• _INSTRUCTIONS TO FOLLOW_:
Restate the records in their entirety, word for word.

• _RECORD LIST_:
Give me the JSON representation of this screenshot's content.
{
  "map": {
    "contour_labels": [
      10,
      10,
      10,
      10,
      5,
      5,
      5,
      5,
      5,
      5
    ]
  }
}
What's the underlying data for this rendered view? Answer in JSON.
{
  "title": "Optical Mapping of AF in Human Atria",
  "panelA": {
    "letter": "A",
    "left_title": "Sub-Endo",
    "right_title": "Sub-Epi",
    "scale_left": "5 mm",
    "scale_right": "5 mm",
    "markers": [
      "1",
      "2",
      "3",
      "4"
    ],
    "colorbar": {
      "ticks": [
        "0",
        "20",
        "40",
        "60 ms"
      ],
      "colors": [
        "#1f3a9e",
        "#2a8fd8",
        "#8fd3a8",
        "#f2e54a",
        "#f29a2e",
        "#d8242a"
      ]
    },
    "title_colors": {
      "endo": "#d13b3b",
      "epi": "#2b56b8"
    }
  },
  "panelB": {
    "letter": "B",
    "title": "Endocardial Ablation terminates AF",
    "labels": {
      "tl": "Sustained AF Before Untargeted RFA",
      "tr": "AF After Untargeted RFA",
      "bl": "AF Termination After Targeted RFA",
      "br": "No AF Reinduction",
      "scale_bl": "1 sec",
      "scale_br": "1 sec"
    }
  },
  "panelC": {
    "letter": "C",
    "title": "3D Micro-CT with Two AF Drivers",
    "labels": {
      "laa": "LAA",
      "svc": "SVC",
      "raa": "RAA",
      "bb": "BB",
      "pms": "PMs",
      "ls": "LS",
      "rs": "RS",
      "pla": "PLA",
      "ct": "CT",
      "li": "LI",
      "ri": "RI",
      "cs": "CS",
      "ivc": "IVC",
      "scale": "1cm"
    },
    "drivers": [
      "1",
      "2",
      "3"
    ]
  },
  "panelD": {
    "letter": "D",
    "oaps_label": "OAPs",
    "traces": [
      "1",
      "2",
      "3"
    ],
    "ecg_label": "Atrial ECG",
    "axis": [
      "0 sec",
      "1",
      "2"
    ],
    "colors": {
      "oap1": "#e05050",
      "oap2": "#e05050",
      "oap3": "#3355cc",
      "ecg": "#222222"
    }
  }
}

• _TASK RESULT_:
Give me the JSON representation of this screenshot's content.
{
  "map": {
    "contour_labels": [
      10,
      10,
      10,
      10,
      5,
      5,
      5,
      5,
      5,
      5
    ]
  }
}
What's the underlying data for this rendered view? Answer in JSON.
{
  "title": "Optical Mapping of AF in Human Atria",
  "panelA": {
    "letter": "A",
    "left_title": "Sub-Endo",
    "right_title": "Sub-Epi",
    "scale_left": "5 mm",
    "scale_right": "5 mm",
    "markers": [
      "1",
      "2",
      "3",
      "4"
    ],
    "colorbar": {
      "ticks": [
        "0",
        "20",
        "40",
        "60 ms"
      ],
      "colors": [
        "#1f3a9e",
        "#2a8fd8",
        "#8fd3a8",
        "#f2e54a",
        "#f29a2e",
        "#d8242a"
      ]
    },
    "title_colors": {
      "endo": "#d13b3b",
      "epi": "#2b56b8"
    }
  },
  "panelB": {
    "letter": "B",
    "title": "Endocardial Ablation terminates AF",
    "labels": {
      "tl": "Sustained AF Before Untargeted RFA",
      "tr": "AF After Untargeted RFA",
      "bl": "AF Termination After Targeted RFA",
      "br": "No AF Reinduction",
      "scale_bl": "1 sec",
      "scale_br": "1 sec"
    }
  },
  "panelC": {
    "letter": "C",
    "title": "3D Micro-CT with Two AF Drivers",
    "labels": {
      "laa": "LAA",
      "svc": "SVC",
      "raa": "RAA",
      "bb": "BB",
      "pms": "PMs",
      "ls": "LS",
      "rs": "RS",
      "pla": "PLA",
      "ct": "CT",
      "li": "LI",
      "ri": "RI",
      "cs": "CS",
      "ivc": "IVC",
      "scale": "1cm"
    },
    "drivers": [
      "1",
      "2",
      "3"
    ]
  },
  "panelD": {
    "letter": "D",
    "oaps_label": "OAPs",
    "traces": [
      "1",
      "2",
      "3"
    ],
    "ecg_label": "Atrial ECG",
    "axis": [
      "0 sec",
      "1",
      "2"
    ],
    "colors": {
      "oap1": "#e05050",
      "oap2": "#e05050",
      "oap3": "#3355cc",
      "ecg": "#222222"
    }
  }
}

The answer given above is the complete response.